#### [DIRECTION]
Every record should be written out exactly, with the pictures left out.
────────────────
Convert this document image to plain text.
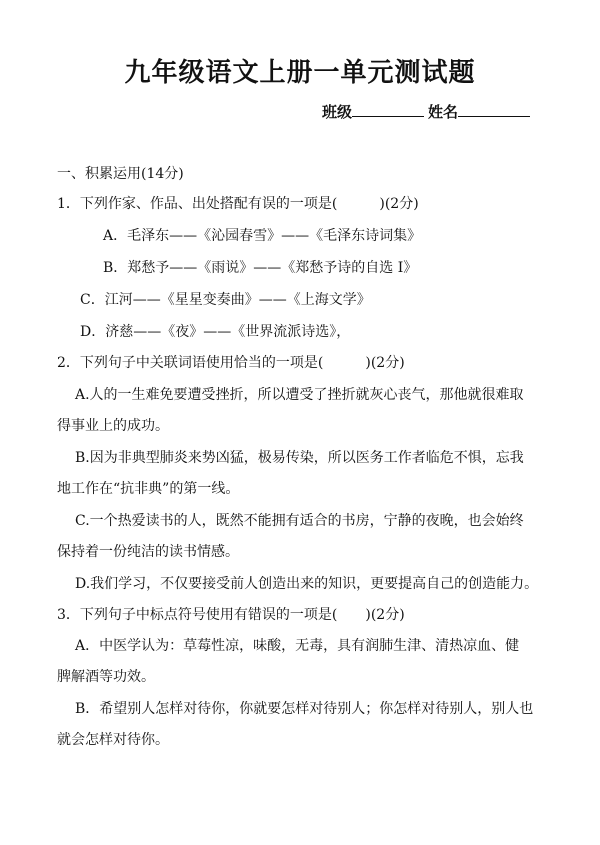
九年级语文上册一单元测试题
班级	姓名
一、积累运用(14分)
1．下列作家、作品、出处搭配有误的一项是(　　　)(2分)
A．毛泽东——《沁园春雪》——《毛泽东诗词集》
B．郑愁予——《雨说》——《郑愁予诗的自选 I》
C．江河——《星星变奏曲》——《上海文学》
D．济慈——《夜》——《世界流派诗选》，
2．下列句子中关联词语使用恰当的一项是(　　　)(2分)
A.人的一生难免要遭受挫折，所以遭受了挫折就灰心丧气，那他就很难取
得事业上的成功。
B.因为非典型肺炎来势凶猛，极易传染，所以医务工作者临危不惧，忘我
地工作在“抗非典”的第一线。
C.一个热爱读书的人，既然不能拥有适合的书房，宁静的夜晚，也会始终
保持着一份纯洁的读书情感。
D.我们学习，不仅要接受前人创造出来的知识，更要提高自己的创造能力。
3．下列句子中标点符号使用有错误的一项是(　　)(2分)
A．中医学认为：草莓性凉，味酸，无毒，具有润肺生津、清热凉血、健
脾解酒等功效。
B．希望别人怎样对待你，你就要怎样对待别人；你怎样对待别人，别人也
就会怎样对待你。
────────────────
#### [RESULT BELOW]
Convert this document image to plain text.
九年级语文上册一单元测试题
班级	姓名
一、积累运用(14分)
1．下列作家、作品、出处搭配有误的一项是(　　　)(2分)
A．毛泽东——《沁园春雪》——《毛泽东诗词集》
B．郑愁予——《雨说》——《郑愁予诗的自选 I》
C．江河——《星星变奏曲》——《上海文学》
D．济慈——《夜》——《世界流派诗选》，
2．下列句子中关联词语使用恰当的一项是(　　　)(2分)
A.人的一生难免要遭受挫折，所以遭受了挫折就灰心丧气，那他就很难取
得事业上的成功。
B.因为非典型肺炎来势凶猛，极易传染，所以医务工作者临危不惧，忘我
地工作在“抗非典”的第一线。
C.一个热爱读书的人，既然不能拥有适合的书房，宁静的夜晚，也会始终
保持着一份纯洁的读书情感。
D.我们学习，不仅要接受前人创造出来的知识，更要提高自己的创造能力。
3．下列句子中标点符号使用有错误的一项是(　　)(2分)
A．中医学认为：草莓性凉，味酸，无毒，具有润肺生津、清热凉血、健
脾解酒等功效。
B．希望别人怎样对待你，你就要怎样对待别人；你怎样对待别人，别人也
就会怎样对待你。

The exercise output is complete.